▸ **Material shown**:
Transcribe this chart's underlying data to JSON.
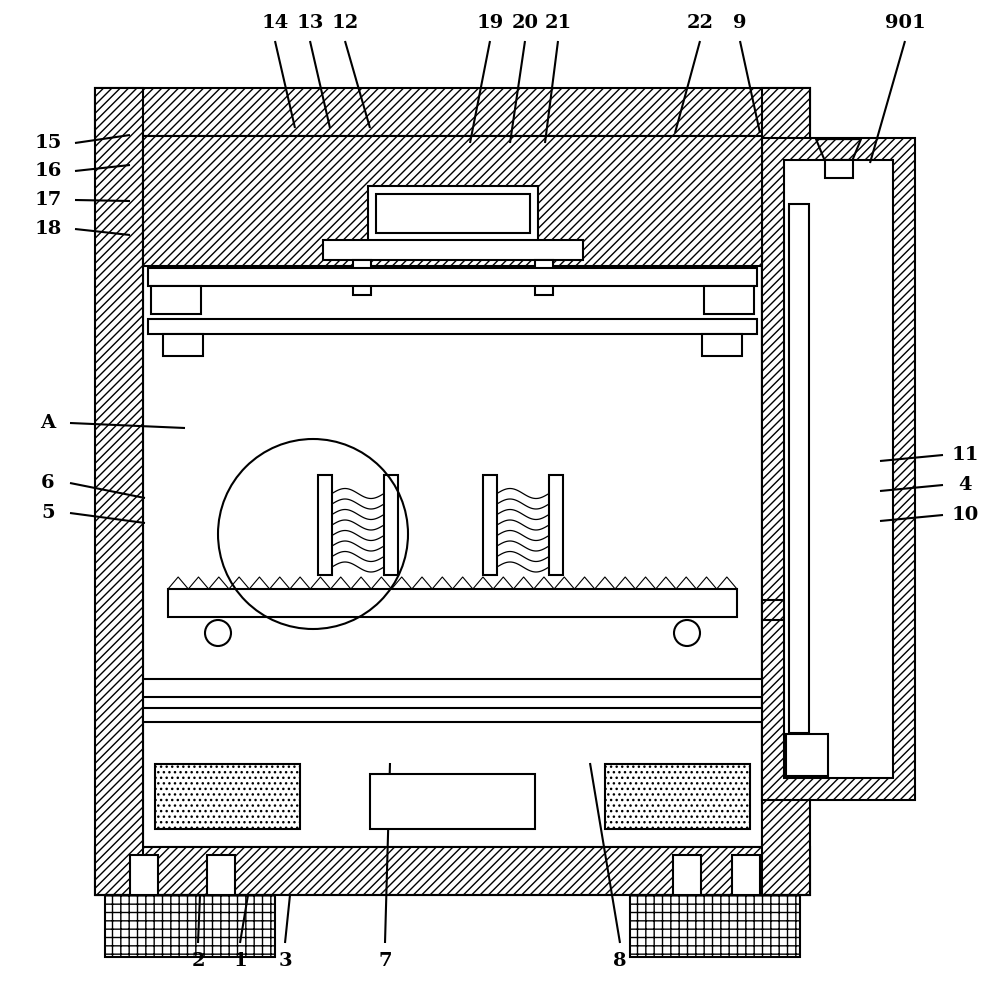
{
  "bg_color": "#ffffff",
  "line_color": "#000000",
  "lw": 1.5,
  "lw_thin": 0.8,
  "fig_width": 10.0,
  "fig_height": 9.83
}
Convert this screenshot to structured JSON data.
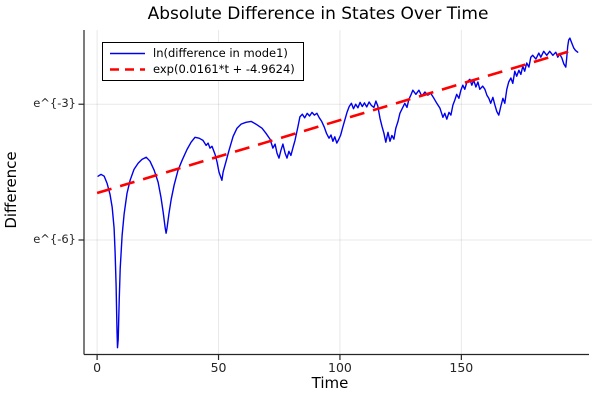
{
  "title": "Absolute Difference in States Over Time",
  "xlabel": "Time",
  "ylabel": "Difference",
  "legend": {
    "items": [
      {
        "label": "ln(difference in mode1)",
        "color": "#0000ee",
        "style": "solid"
      },
      {
        "label": "exp(0.0161*t + -4.9624)",
        "color": "#ff0000",
        "style": "dashed"
      }
    ]
  },
  "axes": {
    "xlim": [
      -5.4,
      203.8
    ],
    "ylim_ln": [
      -8.53,
      -1.36
    ],
    "xticks": [
      {
        "t": 0,
        "label": "0"
      },
      {
        "t": 50,
        "label": "50"
      },
      {
        "t": 100,
        "label": "100"
      },
      {
        "t": 150,
        "label": "150"
      }
    ],
    "yticks": [
      {
        "ln": -3,
        "label": "e^{-3}"
      },
      {
        "ln": -6,
        "label": "e^{-6}"
      }
    ]
  },
  "chart_data": {
    "type": "line",
    "title": "Absolute Difference in States Over Time",
    "xlabel": "Time",
    "ylabel": "Difference",
    "yscale": "log-natural (axis labeled e^{-3}, e^{-6})",
    "grid": true,
    "legend_position": "top-left",
    "xlim": [
      -5.4,
      203.8
    ],
    "ylim_ln": [
      -8.53,
      -1.36
    ],
    "series": [
      {
        "name": "ln(difference in mode1)",
        "color": "#0000ee",
        "style": "solid",
        "points_t_lny": [
          [
            0.4,
            -4.59
          ],
          [
            1.6,
            -4.55
          ],
          [
            2.9,
            -4.59
          ],
          [
            4.1,
            -4.75
          ],
          [
            5.3,
            -4.99
          ],
          [
            6.2,
            -5.28
          ],
          [
            7.0,
            -5.74
          ],
          [
            7.4,
            -6.27
          ],
          [
            7.8,
            -7.0
          ],
          [
            8.2,
            -8.0
          ],
          [
            8.4,
            -8.38
          ],
          [
            8.7,
            -8.2
          ],
          [
            9.1,
            -7.34
          ],
          [
            9.5,
            -6.63
          ],
          [
            10.3,
            -5.9
          ],
          [
            11.1,
            -5.43
          ],
          [
            12.3,
            -4.97
          ],
          [
            13.6,
            -4.68
          ],
          [
            15.2,
            -4.44
          ],
          [
            16.9,
            -4.3
          ],
          [
            18.5,
            -4.22
          ],
          [
            20.2,
            -4.17
          ],
          [
            21.8,
            -4.26
          ],
          [
            23.5,
            -4.46
          ],
          [
            25.1,
            -4.72
          ],
          [
            26.3,
            -5.06
          ],
          [
            27.2,
            -5.39
          ],
          [
            28.0,
            -5.72
          ],
          [
            28.4,
            -5.85
          ],
          [
            28.8,
            -5.74
          ],
          [
            29.6,
            -5.41
          ],
          [
            30.5,
            -5.1
          ],
          [
            31.7,
            -4.79
          ],
          [
            33.3,
            -4.46
          ],
          [
            35.0,
            -4.24
          ],
          [
            37.0,
            -4.0
          ],
          [
            38.7,
            -3.84
          ],
          [
            40.3,
            -3.73
          ],
          [
            42.0,
            -3.75
          ],
          [
            43.6,
            -3.8
          ],
          [
            44.9,
            -3.91
          ],
          [
            45.7,
            -3.86
          ],
          [
            46.5,
            -3.97
          ],
          [
            47.3,
            -3.93
          ],
          [
            48.6,
            -4.11
          ],
          [
            49.4,
            -4.28
          ],
          [
            50.2,
            -4.5
          ],
          [
            51.4,
            -4.68
          ],
          [
            51.9,
            -4.5
          ],
          [
            53.1,
            -4.26
          ],
          [
            54.3,
            -4.02
          ],
          [
            56.0,
            -3.71
          ],
          [
            57.6,
            -3.53
          ],
          [
            59.3,
            -3.44
          ],
          [
            61.3,
            -3.4
          ],
          [
            63.4,
            -3.38
          ],
          [
            65.4,
            -3.44
          ],
          [
            67.9,
            -3.53
          ],
          [
            69.5,
            -3.64
          ],
          [
            71.2,
            -3.77
          ],
          [
            72.4,
            -3.97
          ],
          [
            73.3,
            -3.88
          ],
          [
            74.1,
            -4.08
          ],
          [
            74.9,
            -4.19
          ],
          [
            75.7,
            -4.02
          ],
          [
            76.5,
            -3.88
          ],
          [
            77.4,
            -4.08
          ],
          [
            78.2,
            -4.19
          ],
          [
            79.0,
            -4.04
          ],
          [
            79.8,
            -4.13
          ],
          [
            80.7,
            -3.95
          ],
          [
            81.5,
            -3.8
          ],
          [
            82.7,
            -3.5
          ],
          [
            83.5,
            -3.28
          ],
          [
            84.5,
            -3.22
          ],
          [
            85.5,
            -3.3
          ],
          [
            86.5,
            -3.2
          ],
          [
            87.5,
            -3.26
          ],
          [
            88.5,
            -3.18
          ],
          [
            89.5,
            -3.24
          ],
          [
            90.5,
            -3.2
          ],
          [
            91.5,
            -3.3
          ],
          [
            92.5,
            -3.38
          ],
          [
            93.5,
            -3.5
          ],
          [
            94.5,
            -3.65
          ],
          [
            95.5,
            -3.75
          ],
          [
            96.3,
            -3.68
          ],
          [
            97.1,
            -3.82
          ],
          [
            97.9,
            -3.72
          ],
          [
            98.7,
            -3.86
          ],
          [
            99.5,
            -3.78
          ],
          [
            100.3,
            -3.68
          ],
          [
            101.1,
            -3.52
          ],
          [
            102.0,
            -3.35
          ],
          [
            102.9,
            -3.18
          ],
          [
            103.8,
            -3.05
          ],
          [
            104.7,
            -2.98
          ],
          [
            105.6,
            -3.1
          ],
          [
            106.5,
            -3.0
          ],
          [
            107.4,
            -3.08
          ],
          [
            108.3,
            -2.96
          ],
          [
            109.2,
            -3.05
          ],
          [
            110.1,
            -2.97
          ],
          [
            111.0,
            -3.06
          ],
          [
            112.0,
            -2.95
          ],
          [
            113.0,
            -3.03
          ],
          [
            114.0,
            -3.07
          ],
          [
            114.8,
            -2.93
          ],
          [
            115.6,
            -3.04
          ],
          [
            116.5,
            -3.31
          ],
          [
            117.3,
            -3.49
          ],
          [
            118.1,
            -3.64
          ],
          [
            118.9,
            -3.84
          ],
          [
            119.8,
            -3.62
          ],
          [
            120.6,
            -3.82
          ],
          [
            121.4,
            -3.69
          ],
          [
            122.2,
            -3.77
          ],
          [
            123.0,
            -3.53
          ],
          [
            123.9,
            -3.38
          ],
          [
            124.7,
            -3.2
          ],
          [
            125.5,
            -3.11
          ],
          [
            126.7,
            -2.98
          ],
          [
            127.6,
            -3.07
          ],
          [
            128.4,
            -2.89
          ],
          [
            129.2,
            -2.8
          ],
          [
            130.0,
            -2.69
          ],
          [
            131.3,
            -2.78
          ],
          [
            132.5,
            -2.69
          ],
          [
            133.7,
            -2.82
          ],
          [
            135.0,
            -2.73
          ],
          [
            136.2,
            -2.8
          ],
          [
            137.4,
            -2.76
          ],
          [
            138.7,
            -2.87
          ],
          [
            139.9,
            -2.98
          ],
          [
            141.2,
            -3.09
          ],
          [
            142.4,
            -3.29
          ],
          [
            143.2,
            -3.2
          ],
          [
            144.0,
            -3.33
          ],
          [
            144.9,
            -3.18
          ],
          [
            145.7,
            -3.24
          ],
          [
            146.5,
            -3.02
          ],
          [
            147.3,
            -2.91
          ],
          [
            148.1,
            -2.78
          ],
          [
            149.0,
            -2.87
          ],
          [
            149.8,
            -2.69
          ],
          [
            150.6,
            -2.58
          ],
          [
            151.4,
            -2.67
          ],
          [
            152.3,
            -2.51
          ],
          [
            153.5,
            -2.45
          ],
          [
            154.3,
            -2.58
          ],
          [
            155.1,
            -2.47
          ],
          [
            156.0,
            -2.62
          ],
          [
            156.8,
            -2.51
          ],
          [
            157.6,
            -2.67
          ],
          [
            158.8,
            -2.6
          ],
          [
            159.7,
            -2.67
          ],
          [
            160.5,
            -2.8
          ],
          [
            161.3,
            -2.87
          ],
          [
            162.1,
            -2.98
          ],
          [
            163.0,
            -2.85
          ],
          [
            163.8,
            -3.02
          ],
          [
            164.6,
            -3.16
          ],
          [
            165.4,
            -3.24
          ],
          [
            166.3,
            -3.04
          ],
          [
            167.1,
            -2.87
          ],
          [
            167.9,
            -2.98
          ],
          [
            168.7,
            -2.67
          ],
          [
            169.5,
            -2.51
          ],
          [
            170.4,
            -2.42
          ],
          [
            171.2,
            -2.54
          ],
          [
            172.0,
            -2.27
          ],
          [
            172.8,
            -2.38
          ],
          [
            173.7,
            -2.25
          ],
          [
            174.5,
            -2.34
          ],
          [
            175.3,
            -2.16
          ],
          [
            176.1,
            -2.27
          ],
          [
            176.9,
            -2.09
          ],
          [
            177.8,
            -2.18
          ],
          [
            178.6,
            -1.96
          ],
          [
            179.4,
            -1.92
          ],
          [
            180.7,
            -2.0
          ],
          [
            181.9,
            -1.87
          ],
          [
            182.7,
            -1.96
          ],
          [
            183.9,
            -1.83
          ],
          [
            185.2,
            -1.92
          ],
          [
            186.4,
            -1.83
          ],
          [
            187.7,
            -1.92
          ],
          [
            188.9,
            -1.85
          ],
          [
            189.7,
            -1.96
          ],
          [
            190.5,
            -1.89
          ],
          [
            191.4,
            -1.98
          ],
          [
            192.2,
            -2.11
          ],
          [
            193.0,
            -2.18
          ],
          [
            193.4,
            -1.98
          ],
          [
            193.8,
            -1.72
          ],
          [
            194.2,
            -1.58
          ],
          [
            194.7,
            -1.54
          ],
          [
            195.5,
            -1.65
          ],
          [
            196.3,
            -1.76
          ],
          [
            197.0,
            -1.81
          ],
          [
            197.9,
            -1.85
          ]
        ]
      },
      {
        "name": "exp(0.0161*t + -4.9624)",
        "color": "#ff0000",
        "style": "dashed",
        "fit": {
          "slope": 0.0161,
          "intercept": -4.9624,
          "t_range": [
            0,
            194
          ]
        }
      }
    ]
  }
}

▸ **Exercise brief**: Extract every line above containing the word "style".

▸ **Reply**:
        "style": "solid"
        "style": "dashed"
        "style": "solid",
        "style": "dashed",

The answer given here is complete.